▶ _To be done_
Can you print every record below exactly as written?

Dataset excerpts
======

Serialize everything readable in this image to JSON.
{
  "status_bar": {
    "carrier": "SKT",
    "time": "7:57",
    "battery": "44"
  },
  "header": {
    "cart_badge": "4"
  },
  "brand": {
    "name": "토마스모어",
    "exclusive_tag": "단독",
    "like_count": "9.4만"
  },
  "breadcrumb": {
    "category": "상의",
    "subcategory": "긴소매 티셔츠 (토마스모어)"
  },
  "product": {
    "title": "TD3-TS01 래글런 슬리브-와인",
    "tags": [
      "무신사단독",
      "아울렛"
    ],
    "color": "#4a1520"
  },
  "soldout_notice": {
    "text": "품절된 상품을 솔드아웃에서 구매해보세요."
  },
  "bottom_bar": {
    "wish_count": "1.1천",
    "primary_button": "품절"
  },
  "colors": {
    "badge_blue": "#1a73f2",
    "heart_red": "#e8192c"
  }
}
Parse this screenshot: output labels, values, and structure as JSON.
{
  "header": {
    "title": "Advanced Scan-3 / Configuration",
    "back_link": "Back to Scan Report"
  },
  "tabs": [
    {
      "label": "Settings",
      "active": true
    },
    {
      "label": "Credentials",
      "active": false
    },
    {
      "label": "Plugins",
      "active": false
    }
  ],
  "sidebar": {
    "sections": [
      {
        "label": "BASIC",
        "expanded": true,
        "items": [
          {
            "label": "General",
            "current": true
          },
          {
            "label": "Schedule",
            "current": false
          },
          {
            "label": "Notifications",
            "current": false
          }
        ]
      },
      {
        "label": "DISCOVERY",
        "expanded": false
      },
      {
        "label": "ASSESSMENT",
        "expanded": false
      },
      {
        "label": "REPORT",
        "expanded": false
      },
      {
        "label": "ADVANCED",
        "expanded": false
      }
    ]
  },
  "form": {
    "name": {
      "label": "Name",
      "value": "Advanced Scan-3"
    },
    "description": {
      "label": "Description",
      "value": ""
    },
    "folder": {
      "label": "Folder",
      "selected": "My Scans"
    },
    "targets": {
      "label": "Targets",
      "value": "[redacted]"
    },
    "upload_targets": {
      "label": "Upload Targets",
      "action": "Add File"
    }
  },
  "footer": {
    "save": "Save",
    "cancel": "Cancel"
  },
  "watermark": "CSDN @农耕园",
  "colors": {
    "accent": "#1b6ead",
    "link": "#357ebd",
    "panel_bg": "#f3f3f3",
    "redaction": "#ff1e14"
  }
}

======

▶ _Exercise answer_
Serialize everything readable in this image to JSON.
{
  "status_bar": {
    "carrier": "SKT",
    "time": "7:57",
    "battery": "44"
  },
  "header": {
    "cart_badge": "4"
  },
  "brand": {
    "name": "토마스모어",
    "exclusive_tag": "단독",
    "like_count": "9.4만"
  },
  "breadcrumb": {
    "category": "상의",
    "subcategory": "긴소매 티셔츠 (토마스모어)"
  },
  "product": {
    "title": "TD3-TS01 래글런 슬리브-와인",
    "tags": [
      "무신사단독",
      "아울렛"
    ],
    "color": "#4a1520"
  },
  "soldout_notice": {
    "text": "품절된 상품을 솔드아웃에서 구매해보세요."
  },
  "bottom_bar": {
    "wish_count": "1.1천",
    "primary_button": "품절"
  },
  "colors": {
    "badge_blue": "#1a73f2",
    "heart_red": "#e8192c"
  }
}
Parse this screenshot: output labels, values, and structure as JSON.
{
  "header": {
    "title": "Advanced Scan-3 / Configuration",
    "back_link": "Back to Scan Report"
  },
  "tabs": [
    {
      "label": "Settings",
      "active": true
    },
    {
      "label": "Credentials",
      "active": false
    },
    {
      "label": "Plugins",
      "active": false
    }
  ],
  "sidebar": {
    "sections": [
      {
        "label": "BASIC",
        "expanded": true,
        "items": [
          {
            "label": "General",
            "current": true
          },
          {
            "label": "Schedule",
            "current": false
          },
          {
            "label": "Notifications",
            "current": false
          }
        ]
      },
      {
        "label": "DISCOVERY",
        "expanded": false
      },
      {
        "label": "ASSESSMENT",
        "expanded": false
      },
      {
        "label": "REPORT",
        "expanded": false
      },
      {
        "label": "ADVANCED",
        "expanded": false
      }
    ]
  },
  "form": {
    "name": {
      "label": "Name",
      "value": "Advanced Scan-3"
    },
    "description": {
      "label": "Description",
      "value": ""
    },
    "folder": {
      "label": "Folder",
      "selected": "My Scans"
    },
    "targets": {
      "label": "Targets",
      "value": "[redacted]"
    },
    "upload_targets": {
      "label": "Upload Targets",
      "action": "Add File"
    }
  },
  "footer": {
    "save": "Save",
    "cancel": "Cancel"
  },
  "watermark": "CSDN @农耕园",
  "colors": {
    "accent": "#1b6ead",
    "link": "#357ebd",
    "panel_bg": "#f3f3f3",
    "redaction": "#ff1e14"
  }
}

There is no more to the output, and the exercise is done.